▸ **Directions**: Locate the word "свойство" in the material, then show every line that holds it.

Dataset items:

···

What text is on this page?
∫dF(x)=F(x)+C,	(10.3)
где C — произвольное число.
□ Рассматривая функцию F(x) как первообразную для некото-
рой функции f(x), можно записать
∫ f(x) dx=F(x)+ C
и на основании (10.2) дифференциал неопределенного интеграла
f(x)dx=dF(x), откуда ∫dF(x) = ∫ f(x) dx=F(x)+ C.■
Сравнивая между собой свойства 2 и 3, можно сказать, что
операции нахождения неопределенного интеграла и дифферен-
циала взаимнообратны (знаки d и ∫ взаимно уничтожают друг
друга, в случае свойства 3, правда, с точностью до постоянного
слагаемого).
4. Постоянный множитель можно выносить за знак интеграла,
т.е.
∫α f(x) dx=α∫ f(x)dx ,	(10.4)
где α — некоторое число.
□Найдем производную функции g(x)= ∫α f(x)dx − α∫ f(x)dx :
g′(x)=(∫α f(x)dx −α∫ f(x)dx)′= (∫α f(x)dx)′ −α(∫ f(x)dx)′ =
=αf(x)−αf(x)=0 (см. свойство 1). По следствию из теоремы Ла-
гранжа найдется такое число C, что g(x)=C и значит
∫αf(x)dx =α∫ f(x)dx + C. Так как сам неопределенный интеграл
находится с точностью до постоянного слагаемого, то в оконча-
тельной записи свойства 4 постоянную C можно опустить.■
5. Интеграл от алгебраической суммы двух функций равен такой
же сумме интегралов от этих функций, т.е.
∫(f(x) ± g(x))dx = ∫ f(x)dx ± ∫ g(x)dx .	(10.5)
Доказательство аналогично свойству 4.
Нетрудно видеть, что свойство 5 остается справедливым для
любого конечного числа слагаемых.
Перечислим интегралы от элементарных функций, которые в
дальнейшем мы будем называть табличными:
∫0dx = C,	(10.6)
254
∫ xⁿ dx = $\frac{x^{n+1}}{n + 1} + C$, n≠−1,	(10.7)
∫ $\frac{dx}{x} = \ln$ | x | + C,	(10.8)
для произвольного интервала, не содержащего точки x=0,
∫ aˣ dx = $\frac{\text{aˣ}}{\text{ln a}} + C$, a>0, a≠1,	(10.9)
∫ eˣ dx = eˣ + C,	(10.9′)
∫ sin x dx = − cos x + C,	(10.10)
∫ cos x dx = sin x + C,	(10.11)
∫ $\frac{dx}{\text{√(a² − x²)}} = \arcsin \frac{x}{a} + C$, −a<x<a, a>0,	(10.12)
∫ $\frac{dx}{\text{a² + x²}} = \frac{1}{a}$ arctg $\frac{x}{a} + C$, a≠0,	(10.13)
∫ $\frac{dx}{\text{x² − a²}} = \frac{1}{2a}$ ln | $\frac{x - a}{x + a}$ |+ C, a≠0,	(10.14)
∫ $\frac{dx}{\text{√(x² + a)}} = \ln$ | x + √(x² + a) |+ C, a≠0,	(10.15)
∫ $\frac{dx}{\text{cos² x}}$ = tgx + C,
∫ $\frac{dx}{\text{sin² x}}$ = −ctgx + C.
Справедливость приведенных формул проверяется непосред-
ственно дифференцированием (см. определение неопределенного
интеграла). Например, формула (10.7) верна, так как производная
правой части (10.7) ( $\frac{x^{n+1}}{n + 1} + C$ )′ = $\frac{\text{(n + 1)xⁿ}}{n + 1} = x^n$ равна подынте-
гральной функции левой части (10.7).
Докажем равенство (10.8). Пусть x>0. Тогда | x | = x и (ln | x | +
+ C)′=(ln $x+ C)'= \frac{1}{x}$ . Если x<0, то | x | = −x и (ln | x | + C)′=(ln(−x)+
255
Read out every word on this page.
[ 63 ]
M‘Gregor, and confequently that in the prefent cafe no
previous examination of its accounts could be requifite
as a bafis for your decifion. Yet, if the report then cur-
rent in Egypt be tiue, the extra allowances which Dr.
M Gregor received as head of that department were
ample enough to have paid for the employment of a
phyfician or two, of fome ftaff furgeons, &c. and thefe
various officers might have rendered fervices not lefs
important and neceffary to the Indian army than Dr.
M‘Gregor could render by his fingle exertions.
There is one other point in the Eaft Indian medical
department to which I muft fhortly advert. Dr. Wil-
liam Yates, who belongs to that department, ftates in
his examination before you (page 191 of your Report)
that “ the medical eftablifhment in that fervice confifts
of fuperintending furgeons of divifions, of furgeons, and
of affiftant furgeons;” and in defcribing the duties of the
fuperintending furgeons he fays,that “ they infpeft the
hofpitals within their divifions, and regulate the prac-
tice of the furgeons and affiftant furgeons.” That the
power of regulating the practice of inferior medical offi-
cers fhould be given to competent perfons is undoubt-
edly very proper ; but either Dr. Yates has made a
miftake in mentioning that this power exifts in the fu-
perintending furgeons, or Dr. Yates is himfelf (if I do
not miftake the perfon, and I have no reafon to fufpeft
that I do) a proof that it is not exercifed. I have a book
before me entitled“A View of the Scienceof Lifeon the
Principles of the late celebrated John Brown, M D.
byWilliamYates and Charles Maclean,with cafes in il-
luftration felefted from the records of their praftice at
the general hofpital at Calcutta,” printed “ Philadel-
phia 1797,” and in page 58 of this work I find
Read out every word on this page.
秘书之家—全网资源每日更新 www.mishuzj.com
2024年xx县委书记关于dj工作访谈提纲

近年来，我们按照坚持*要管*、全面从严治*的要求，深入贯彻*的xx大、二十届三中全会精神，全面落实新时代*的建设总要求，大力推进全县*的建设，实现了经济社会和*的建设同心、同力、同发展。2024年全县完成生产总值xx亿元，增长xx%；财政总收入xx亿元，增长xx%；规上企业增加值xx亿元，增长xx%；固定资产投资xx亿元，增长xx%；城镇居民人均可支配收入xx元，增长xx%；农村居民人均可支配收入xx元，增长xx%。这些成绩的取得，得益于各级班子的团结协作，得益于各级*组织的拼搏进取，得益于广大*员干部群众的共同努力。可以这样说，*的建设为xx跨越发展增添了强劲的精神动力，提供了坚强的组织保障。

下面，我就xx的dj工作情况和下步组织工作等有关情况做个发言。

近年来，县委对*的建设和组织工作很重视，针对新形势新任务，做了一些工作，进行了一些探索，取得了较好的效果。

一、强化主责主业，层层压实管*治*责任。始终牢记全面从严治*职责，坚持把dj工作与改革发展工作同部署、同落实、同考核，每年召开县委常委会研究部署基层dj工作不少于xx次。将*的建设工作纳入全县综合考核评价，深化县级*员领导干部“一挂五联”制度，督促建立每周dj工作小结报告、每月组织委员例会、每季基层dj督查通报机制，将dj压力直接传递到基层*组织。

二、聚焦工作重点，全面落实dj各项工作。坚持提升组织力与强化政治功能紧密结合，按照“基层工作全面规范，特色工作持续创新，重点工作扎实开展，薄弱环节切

···

▸ **Response to this task**:
=αf(x)−αf(x)=0 (см. свойство 1). По следствию из теоремы Ла-
Нетрудно видеть, что свойство 5 остается справедливым для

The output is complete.